## Work to complete
Will you transcribe the entries that follow, exactly and in full?

___ Dataset excerpts

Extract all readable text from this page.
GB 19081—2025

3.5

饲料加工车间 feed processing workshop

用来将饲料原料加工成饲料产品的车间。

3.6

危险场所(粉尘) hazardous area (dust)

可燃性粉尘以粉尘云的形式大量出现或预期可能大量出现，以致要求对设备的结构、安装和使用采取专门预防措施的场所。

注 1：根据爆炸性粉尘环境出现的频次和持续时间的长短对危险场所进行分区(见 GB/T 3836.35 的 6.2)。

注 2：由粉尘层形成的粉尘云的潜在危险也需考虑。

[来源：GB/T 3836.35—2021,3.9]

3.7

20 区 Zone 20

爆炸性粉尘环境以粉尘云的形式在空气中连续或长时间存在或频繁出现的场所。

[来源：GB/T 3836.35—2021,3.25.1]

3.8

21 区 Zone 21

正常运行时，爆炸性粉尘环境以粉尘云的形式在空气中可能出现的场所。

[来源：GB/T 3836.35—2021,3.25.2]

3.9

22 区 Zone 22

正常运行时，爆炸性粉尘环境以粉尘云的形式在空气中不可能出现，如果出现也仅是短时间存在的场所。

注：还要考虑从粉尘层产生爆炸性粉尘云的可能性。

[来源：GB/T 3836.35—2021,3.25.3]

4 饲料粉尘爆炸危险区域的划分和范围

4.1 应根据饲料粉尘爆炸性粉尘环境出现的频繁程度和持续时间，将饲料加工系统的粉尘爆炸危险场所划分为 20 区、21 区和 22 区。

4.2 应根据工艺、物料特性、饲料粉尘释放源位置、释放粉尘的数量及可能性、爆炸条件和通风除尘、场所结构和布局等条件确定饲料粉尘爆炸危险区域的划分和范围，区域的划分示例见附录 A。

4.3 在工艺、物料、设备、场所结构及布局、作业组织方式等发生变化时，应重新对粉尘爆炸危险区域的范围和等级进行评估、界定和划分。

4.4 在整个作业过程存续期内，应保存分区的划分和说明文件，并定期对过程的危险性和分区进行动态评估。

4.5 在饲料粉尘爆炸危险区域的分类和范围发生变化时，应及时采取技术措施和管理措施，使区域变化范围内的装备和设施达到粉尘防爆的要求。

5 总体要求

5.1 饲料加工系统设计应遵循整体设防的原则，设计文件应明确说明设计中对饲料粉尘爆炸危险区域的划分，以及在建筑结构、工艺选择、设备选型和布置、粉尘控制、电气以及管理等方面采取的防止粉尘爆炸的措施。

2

______

## Exercise output
Extract all readable text from this page.
GB 19081—2025

3.5

饲料加工车间 feed processing workshop

用来将饲料原料加工成饲料产品的车间。

3.6

危险场所(粉尘) hazardous area (dust)

可燃性粉尘以粉尘云的形式大量出现或预期可能大量出现，以致要求对设备的结构、安装和使用采取专门预防措施的场所。

注 1：根据爆炸性粉尘环境出现的频次和持续时间的长短对危险场所进行分区(见 GB/T 3836.35 的 6.2)。

注 2：由粉尘层形成的粉尘云的潜在危险也需考虑。

[来源：GB/T 3836.35—2021,3.9]

3.7

20 区 Zone 20

爆炸性粉尘环境以粉尘云的形式在空气中连续或长时间存在或频繁出现的场所。

[来源：GB/T 3836.35—2021,3.25.1]

3.8

21 区 Zone 21

正常运行时，爆炸性粉尘环境以粉尘云的形式在空气中可能出现的场所。

[来源：GB/T 3836.35—2021,3.25.2]

3.9

22 区 Zone 22

正常运行时，爆炸性粉尘环境以粉尘云的形式在空气中不可能出现，如果出现也仅是短时间存在的场所。

注：还要考虑从粉尘层产生爆炸性粉尘云的可能性。

[来源：GB/T 3836.35—2021,3.25.3]

4 饲料粉尘爆炸危险区域的划分和范围

4.1 应根据饲料粉尘爆炸性粉尘环境出现的频繁程度和持续时间，将饲料加工系统的粉尘爆炸危险场所划分为 20 区、21 区和 22 区。

4.2 应根据工艺、物料特性、饲料粉尘释放源位置、释放粉尘的数量及可能性、爆炸条件和通风除尘、场所结构和布局等条件确定饲料粉尘爆炸危险区域的划分和范围，区域的划分示例见附录 A。

4.3 在工艺、物料、设备、场所结构及布局、作业组织方式等发生变化时，应重新对粉尘爆炸危险区域的范围和等级进行评估、界定和划分。

4.4 在整个作业过程存续期内，应保存分区的划分和说明文件，并定期对过程的危险性和分区进行动态评估。

4.5 在饲料粉尘爆炸危险区域的分类和范围发生变化时，应及时采取技术措施和管理措施，使区域变化范围内的装备和设施达到粉尘防爆的要求。

5 总体要求

5.1 饲料加工系统设计应遵循整体设防的原则，设计文件应明确说明设计中对饲料粉尘爆炸危险区域的划分，以及在建筑结构、工艺选择、设备选型和布置、粉尘控制、电气以及管理等方面采取的防止粉尘爆炸的措施。

2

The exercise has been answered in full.